::: Supplied entries
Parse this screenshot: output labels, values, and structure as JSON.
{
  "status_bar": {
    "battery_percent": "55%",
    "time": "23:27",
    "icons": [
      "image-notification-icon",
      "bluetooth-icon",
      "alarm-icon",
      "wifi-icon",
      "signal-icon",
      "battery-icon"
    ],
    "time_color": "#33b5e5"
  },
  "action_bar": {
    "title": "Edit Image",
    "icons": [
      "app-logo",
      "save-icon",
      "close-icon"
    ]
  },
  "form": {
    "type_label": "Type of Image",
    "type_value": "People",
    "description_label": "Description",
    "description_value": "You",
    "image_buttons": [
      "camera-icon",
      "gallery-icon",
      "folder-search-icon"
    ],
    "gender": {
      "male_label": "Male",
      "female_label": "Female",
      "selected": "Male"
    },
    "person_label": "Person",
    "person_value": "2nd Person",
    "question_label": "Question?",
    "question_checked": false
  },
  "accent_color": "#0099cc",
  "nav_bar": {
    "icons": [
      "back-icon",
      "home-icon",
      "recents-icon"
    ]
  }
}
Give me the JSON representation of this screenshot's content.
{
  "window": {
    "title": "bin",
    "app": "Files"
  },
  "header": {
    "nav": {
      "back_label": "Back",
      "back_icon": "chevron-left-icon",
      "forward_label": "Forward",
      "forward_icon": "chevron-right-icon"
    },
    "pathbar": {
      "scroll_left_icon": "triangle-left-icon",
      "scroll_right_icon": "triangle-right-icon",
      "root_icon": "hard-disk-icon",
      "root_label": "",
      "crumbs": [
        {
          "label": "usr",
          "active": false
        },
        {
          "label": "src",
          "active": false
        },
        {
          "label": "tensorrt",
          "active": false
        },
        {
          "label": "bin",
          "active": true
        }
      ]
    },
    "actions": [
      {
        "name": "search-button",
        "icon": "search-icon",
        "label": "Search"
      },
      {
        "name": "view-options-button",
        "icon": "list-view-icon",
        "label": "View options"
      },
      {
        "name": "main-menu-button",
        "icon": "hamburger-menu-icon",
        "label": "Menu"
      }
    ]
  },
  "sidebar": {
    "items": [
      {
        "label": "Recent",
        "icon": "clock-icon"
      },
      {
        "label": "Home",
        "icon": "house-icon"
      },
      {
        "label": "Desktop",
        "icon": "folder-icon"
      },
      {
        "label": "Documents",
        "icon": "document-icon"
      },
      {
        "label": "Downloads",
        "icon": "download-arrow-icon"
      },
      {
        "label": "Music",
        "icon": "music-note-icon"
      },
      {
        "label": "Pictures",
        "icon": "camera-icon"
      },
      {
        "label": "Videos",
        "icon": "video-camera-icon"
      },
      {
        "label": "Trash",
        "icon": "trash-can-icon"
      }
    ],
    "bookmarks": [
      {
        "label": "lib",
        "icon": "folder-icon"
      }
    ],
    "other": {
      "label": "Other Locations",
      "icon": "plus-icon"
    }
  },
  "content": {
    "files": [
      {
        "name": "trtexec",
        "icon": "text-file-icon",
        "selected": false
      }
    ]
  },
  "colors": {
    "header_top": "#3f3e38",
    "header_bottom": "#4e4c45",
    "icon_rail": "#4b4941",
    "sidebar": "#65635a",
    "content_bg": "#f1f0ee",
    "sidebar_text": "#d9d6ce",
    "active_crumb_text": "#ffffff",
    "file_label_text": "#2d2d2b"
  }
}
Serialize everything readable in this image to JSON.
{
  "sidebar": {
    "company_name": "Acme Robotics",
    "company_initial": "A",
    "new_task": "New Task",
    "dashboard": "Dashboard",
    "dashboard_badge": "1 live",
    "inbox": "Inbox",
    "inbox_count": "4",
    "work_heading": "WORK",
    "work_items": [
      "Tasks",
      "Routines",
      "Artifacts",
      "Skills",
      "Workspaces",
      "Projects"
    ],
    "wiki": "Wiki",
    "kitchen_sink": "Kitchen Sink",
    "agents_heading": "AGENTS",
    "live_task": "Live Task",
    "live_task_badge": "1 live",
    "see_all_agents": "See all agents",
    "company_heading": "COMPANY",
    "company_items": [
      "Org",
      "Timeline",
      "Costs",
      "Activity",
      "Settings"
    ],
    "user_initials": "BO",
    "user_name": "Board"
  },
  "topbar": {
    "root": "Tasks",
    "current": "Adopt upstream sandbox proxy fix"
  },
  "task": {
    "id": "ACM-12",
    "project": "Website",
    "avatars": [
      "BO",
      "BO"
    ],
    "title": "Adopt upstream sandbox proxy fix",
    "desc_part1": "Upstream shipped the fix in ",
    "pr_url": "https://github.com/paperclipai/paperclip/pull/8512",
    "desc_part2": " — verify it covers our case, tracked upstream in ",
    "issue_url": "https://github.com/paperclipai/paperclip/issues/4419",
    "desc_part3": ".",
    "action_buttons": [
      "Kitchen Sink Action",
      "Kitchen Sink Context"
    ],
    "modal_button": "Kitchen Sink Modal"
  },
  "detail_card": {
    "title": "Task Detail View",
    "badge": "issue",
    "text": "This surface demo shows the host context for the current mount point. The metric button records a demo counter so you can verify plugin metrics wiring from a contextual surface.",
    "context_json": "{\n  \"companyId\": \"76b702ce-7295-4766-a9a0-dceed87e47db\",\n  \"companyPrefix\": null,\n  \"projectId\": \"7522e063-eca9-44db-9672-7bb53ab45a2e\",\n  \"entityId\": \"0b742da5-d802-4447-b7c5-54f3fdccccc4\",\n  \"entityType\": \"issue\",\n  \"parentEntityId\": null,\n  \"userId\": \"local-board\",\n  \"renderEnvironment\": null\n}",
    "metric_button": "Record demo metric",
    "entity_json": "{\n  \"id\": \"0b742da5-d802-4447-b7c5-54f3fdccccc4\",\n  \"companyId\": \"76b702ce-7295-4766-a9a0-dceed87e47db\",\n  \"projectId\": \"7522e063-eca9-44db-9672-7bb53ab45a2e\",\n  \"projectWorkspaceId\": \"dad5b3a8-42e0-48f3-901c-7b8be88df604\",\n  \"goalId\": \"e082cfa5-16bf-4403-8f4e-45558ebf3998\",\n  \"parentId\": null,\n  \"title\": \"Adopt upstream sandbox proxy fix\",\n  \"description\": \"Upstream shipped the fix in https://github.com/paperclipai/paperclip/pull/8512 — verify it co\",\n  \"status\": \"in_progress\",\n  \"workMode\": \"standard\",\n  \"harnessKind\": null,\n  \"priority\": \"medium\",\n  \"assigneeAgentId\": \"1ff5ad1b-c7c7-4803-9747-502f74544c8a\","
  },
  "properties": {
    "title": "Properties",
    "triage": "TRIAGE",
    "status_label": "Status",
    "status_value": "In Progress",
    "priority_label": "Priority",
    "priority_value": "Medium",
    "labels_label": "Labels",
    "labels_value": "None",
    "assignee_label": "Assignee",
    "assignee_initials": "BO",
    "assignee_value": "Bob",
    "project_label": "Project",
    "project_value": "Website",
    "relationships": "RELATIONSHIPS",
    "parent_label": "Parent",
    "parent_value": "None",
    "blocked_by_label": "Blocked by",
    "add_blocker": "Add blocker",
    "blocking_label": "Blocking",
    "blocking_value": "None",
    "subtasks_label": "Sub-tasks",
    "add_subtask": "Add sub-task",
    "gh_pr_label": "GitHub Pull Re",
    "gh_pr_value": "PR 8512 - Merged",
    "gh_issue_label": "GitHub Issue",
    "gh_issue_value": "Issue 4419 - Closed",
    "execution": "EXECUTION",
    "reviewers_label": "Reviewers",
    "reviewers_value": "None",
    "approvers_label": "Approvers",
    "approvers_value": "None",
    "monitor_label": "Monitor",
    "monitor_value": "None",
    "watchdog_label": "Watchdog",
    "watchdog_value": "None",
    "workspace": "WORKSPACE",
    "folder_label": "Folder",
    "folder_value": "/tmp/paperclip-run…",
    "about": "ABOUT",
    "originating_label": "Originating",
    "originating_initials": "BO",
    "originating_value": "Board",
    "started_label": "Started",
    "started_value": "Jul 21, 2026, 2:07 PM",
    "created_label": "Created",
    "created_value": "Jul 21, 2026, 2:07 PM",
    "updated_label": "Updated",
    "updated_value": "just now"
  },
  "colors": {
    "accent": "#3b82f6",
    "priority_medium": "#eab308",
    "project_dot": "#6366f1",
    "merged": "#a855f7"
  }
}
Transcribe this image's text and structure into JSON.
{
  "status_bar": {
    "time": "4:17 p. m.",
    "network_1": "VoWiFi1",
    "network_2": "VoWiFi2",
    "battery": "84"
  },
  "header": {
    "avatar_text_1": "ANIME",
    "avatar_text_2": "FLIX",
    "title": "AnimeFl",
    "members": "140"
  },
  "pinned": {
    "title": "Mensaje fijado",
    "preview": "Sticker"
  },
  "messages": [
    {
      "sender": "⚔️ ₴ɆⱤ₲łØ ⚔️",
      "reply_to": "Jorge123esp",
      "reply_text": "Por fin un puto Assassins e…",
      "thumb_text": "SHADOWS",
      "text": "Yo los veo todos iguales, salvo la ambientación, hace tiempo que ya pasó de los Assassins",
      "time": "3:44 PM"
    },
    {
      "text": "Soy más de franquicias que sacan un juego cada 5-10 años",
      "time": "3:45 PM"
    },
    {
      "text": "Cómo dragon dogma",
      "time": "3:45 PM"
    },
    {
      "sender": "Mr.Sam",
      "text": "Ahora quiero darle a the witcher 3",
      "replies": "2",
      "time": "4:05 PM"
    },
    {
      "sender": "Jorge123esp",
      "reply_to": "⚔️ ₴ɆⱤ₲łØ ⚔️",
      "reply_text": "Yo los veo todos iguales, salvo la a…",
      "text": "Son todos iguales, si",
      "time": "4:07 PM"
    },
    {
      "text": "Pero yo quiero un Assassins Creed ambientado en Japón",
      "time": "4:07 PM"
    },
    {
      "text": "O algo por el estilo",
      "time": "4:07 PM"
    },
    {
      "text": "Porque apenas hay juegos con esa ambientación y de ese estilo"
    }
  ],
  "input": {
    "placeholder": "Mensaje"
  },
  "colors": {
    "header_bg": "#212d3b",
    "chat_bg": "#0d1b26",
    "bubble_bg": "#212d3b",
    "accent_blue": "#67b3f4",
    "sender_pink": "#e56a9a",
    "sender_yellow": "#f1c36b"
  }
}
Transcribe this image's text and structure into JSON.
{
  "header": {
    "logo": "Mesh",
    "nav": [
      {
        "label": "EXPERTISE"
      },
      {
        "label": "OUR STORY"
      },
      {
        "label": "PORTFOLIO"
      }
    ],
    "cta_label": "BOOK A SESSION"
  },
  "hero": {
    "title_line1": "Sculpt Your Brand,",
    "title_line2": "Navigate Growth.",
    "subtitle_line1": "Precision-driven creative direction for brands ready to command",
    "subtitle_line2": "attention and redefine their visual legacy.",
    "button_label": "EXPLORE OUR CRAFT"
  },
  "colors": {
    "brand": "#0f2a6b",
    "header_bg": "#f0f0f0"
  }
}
::::::
(Description of the task)
Which lines include the word "demo"? List them all.

(Response to this task)
    "text": "This surface demo shows the host context for the current mount point. The metric button records a demo counter so you can verify plugin metrics wiring from a contextual surface.",
    "metric_button": "Record demo metric",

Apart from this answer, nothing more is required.